Exercise inputs:

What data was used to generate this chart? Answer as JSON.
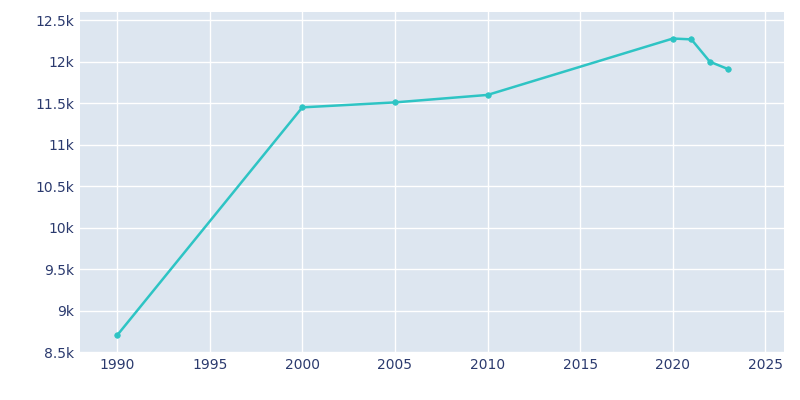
{
  "years": [
    1990,
    2000,
    2005,
    2010,
    2020,
    2021,
    2022,
    2023
  ],
  "population": [
    8700,
    11450,
    11510,
    11600,
    12280,
    12270,
    12000,
    11910
  ],
  "line_color": "#2ec4c4",
  "marker_color": "#2ec4c4",
  "axes_bg_color": "#dde6f0",
  "fig_bg_color": "#ffffff",
  "grid_color": "#ffffff",
  "text_color": "#2b3a6e",
  "xlim": [
    1988,
    2026
  ],
  "ylim": [
    8500,
    12600
  ],
  "yticks": [
    8500,
    9000,
    9500,
    10000,
    10500,
    11000,
    11500,
    12000,
    12500
  ],
  "ytick_labels": [
    "8.5k",
    "9k",
    "9.5k",
    "10k",
    "10.5k",
    "11k",
    "11.5k",
    "12k",
    "12.5k"
  ],
  "xticks": [
    1990,
    1995,
    2000,
    2005,
    2010,
    2015,
    2020,
    2025
  ],
  "figsize": [
    8.0,
    4.0
  ],
  "dpi": 100
}
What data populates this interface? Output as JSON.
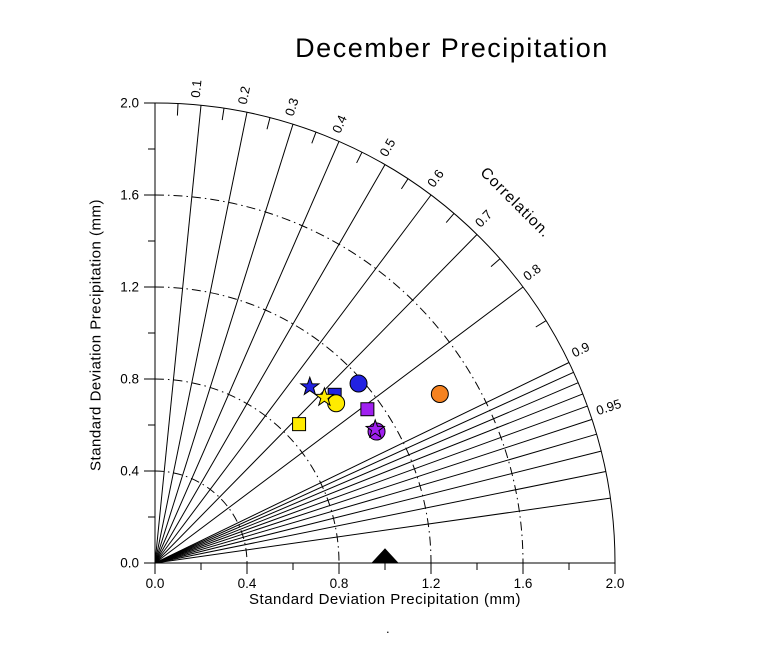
{
  "page": {
    "background": "#FFFFFF",
    "line_color": "#000000"
  },
  "chart_data": {
    "type": "taylor",
    "title": "December Precipitation",
    "xlabel": "Standard Deviation Precipitation (mm)",
    "ylabel": "Standard Deviation Precipitation (mm)",
    "correlation_label": "Correlation.",
    "stray_mark": ".",
    "std_axis": {
      "min": 0.0,
      "max": 2.0,
      "major_tick_labels": [
        "0.0",
        "0.4",
        "0.8",
        "1.2",
        "1.6",
        "2.0"
      ],
      "major_tick_values": [
        0.0,
        0.4,
        0.8,
        1.2,
        1.6,
        2.0
      ],
      "minor_tick_values": [
        0.2,
        0.6,
        1.0,
        1.4,
        1.8
      ],
      "arc_radii": [
        0.4,
        0.8,
        1.2,
        1.6
      ]
    },
    "correlation_axis": {
      "ray_values_major": [
        0.1,
        0.2,
        0.3,
        0.4,
        0.5,
        0.6,
        0.7,
        0.8,
        0.9
      ],
      "ray_values_fine": [
        0.91,
        0.92,
        0.93,
        0.94,
        0.95,
        0.96,
        0.97,
        0.98,
        0.99
      ],
      "arc_minor_tick_values": [
        0.05,
        0.15,
        0.25,
        0.35,
        0.45,
        0.55,
        0.65,
        0.75,
        0.85
      ],
      "labels": [
        {
          "value": 0.1,
          "text": "0.1"
        },
        {
          "value": 0.2,
          "text": "0.2"
        },
        {
          "value": 0.3,
          "text": "0.3"
        },
        {
          "value": 0.4,
          "text": "0.4"
        },
        {
          "value": 0.5,
          "text": "0.5"
        },
        {
          "value": 0.6,
          "text": "0.6"
        },
        {
          "value": 0.7,
          "text": "0.7"
        },
        {
          "value": 0.8,
          "text": "0.8"
        },
        {
          "value": 0.9,
          "text": "0.9"
        },
        {
          "value": 0.95,
          "text": "0.95"
        }
      ]
    },
    "points": [
      {
        "marker": "square",
        "color": "#2222E2",
        "std": 1.07,
        "corr": 0.73
      },
      {
        "marker": "circle",
        "color": "#FFEB00",
        "std": 1.05,
        "corr": 0.75
      },
      {
        "marker": "star",
        "color": "#FFEB00",
        "std": 1.03,
        "corr": 0.715
      },
      {
        "marker": "star",
        "color": "#2222E2",
        "std": 1.02,
        "corr": 0.66
      },
      {
        "marker": "circle",
        "color": "#2222E2",
        "std": 1.18,
        "corr": 0.75
      },
      {
        "marker": "square",
        "color": "#A020F0",
        "std": 1.14,
        "corr": 0.81
      },
      {
        "marker": "circle",
        "color": "#A020F0",
        "std": 1.12,
        "corr": 0.86
      },
      {
        "marker": "star",
        "color": "#A020F0",
        "std": 1.12,
        "corr": 0.855
      },
      {
        "marker": "square",
        "color": "#FFEB00",
        "std": 0.87,
        "corr": 0.72
      },
      {
        "marker": "circle",
        "color": "#F58220",
        "std": 1.44,
        "corr": 0.86
      }
    ],
    "reference": {
      "marker": "triangle",
      "color": "#000000",
      "std": 1.0,
      "corr": 1.0
    }
  }
}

Task statement: Without the pictures, return the entries exactly as they appear.

Reply to the task:
What data was used to generate this chart? Answer as JSON.
{
  "years": [
    1990,
    2000,
    2005,
    2010,
    2020,
    2021,
    2022,
    2023
  ],
  "population": [
    8700,
    11450,
    11510,
    11600,
    12280,
    12270,
    12000,
    11910
  ],
  "line_color": "#2ec4c4",
  "marker_color": "#2ec4c4",
  "axes_bg_color": "#dde6f0",
  "fig_bg_color": "#ffffff",
  "grid_color": "#ffffff",
  "text_color": "#2b3a6e",
  "xlim": [
    1988,
    2026
  ],
  "ylim": [
    8500,
    12600
  ],
  "yticks": [
    8500,
    9000,
    9500,
    10000,
    10500,
    11000,
    11500,
    12000,
    12500
  ],
  "ytick_labels": [
    "8.5k",
    "9k",
    "9.5k",
    "10k",
    "10.5k",
    "11k",
    "11.5k",
    "12k",
    "12.5k"
  ],
  "xticks": [
    1990,
    1995,
    2000,
    2005,
    2010,
    2015,
    2020,
    2025
  ],
  "figsize": [
    8.0,
    4.0
  ],
  "dpi": 100
}
What data populates this interface? Output as JSON.
{
  "page": {
    "background": "#FFFFFF",
    "line_color": "#000000"
  },
  "chart_data": {
    "type": "taylor",
    "title": "December Precipitation",
    "xlabel": "Standard Deviation Precipitation (mm)",
    "ylabel": "Standard Deviation Precipitation (mm)",
    "correlation_label": "Correlation.",
    "stray_mark": ".",
    "std_axis": {
      "min": 0.0,
      "max": 2.0,
      "major_tick_labels": [
        "0.0",
        "0.4",
        "0.8",
        "1.2",
        "1.6",
        "2.0"
      ],
      "major_tick_values": [
        0.0,
        0.4,
        0.8,
        1.2,
        1.6,
        2.0
      ],
      "minor_tick_values": [
        0.2,
        0.6,
        1.0,
        1.4,
        1.8
      ],
      "arc_radii": [
        0.4,
        0.8,
        1.2,
        1.6
      ]
    },
    "correlation_axis": {
      "ray_values_major": [
        0.1,
        0.2,
        0.3,
        0.4,
        0.5,
        0.6,
        0.7,
        0.8,
        0.9
      ],
      "ray_values_fine": [
        0.91,
        0.92,
        0.93,
        0.94,
        0.95,
        0.96,
        0.97,
        0.98,
        0.99
      ],
      "arc_minor_tick_values": [
        0.05,
        0.15,
        0.25,
        0.35,
        0.45,
        0.55,
        0.65,
        0.75,
        0.85
      ],
      "labels": [
        {
          "value": 0.1,
          "text": "0.1"
        },
        {
          "value": 0.2,
          "text": "0.2"
        },
        {
          "value": 0.3,
          "text": "0.3"
        },
        {
          "value": 0.4,
          "text": "0.4"
        },
        {
          "value": 0.5,
          "text": "0.5"
        },
        {
          "value": 0.6,
          "text": "0.6"
        },
        {
          "value": 0.7,
          "text": "0.7"
        },
        {
          "value": 0.8,
          "text": "0.8"
        },
        {
          "value": 0.9,
          "text": "0.9"
        },
        {
          "value": 0.95,
          "text": "0.95"
        }
      ]
    },
    "points": [
      {
        "marker": "square",
        "color": "#2222E2",
        "std": 1.07,
        "corr": 0.73
      },
      {
        "marker": "circle",
        "color": "#FFEB00",
        "std": 1.05,
        "corr": 0.75
      },
      {
        "marker": "star",
        "color": "#FFEB00",
        "std": 1.03,
        "corr": 0.715
      },
      {
        "marker": "star",
        "color": "#2222E2",
        "std": 1.02,
        "corr": 0.66
      },
      {
        "marker": "circle",
        "color": "#2222E2",
        "std": 1.18,
        "corr": 0.75
      },
      {
        "marker": "square",
        "color": "#A020F0",
        "std": 1.14,
        "corr": 0.81
      },
      {
        "marker": "circle",
        "color": "#A020F0",
        "std": 1.12,
        "corr": 0.86
      },
      {
        "marker": "star",
        "color": "#A020F0",
        "std": 1.12,
        "corr": 0.855
      },
      {
        "marker": "square",
        "color": "#FFEB00",
        "std": 0.87,
        "corr": 0.72
      },
      {
        "marker": "circle",
        "color": "#F58220",
        "std": 1.44,
        "corr": 0.86
      }
    ],
    "reference": {
      "marker": "triangle",
      "color": "#000000",
      "std": 1.0,
      "corr": 1.0
    }
  }
}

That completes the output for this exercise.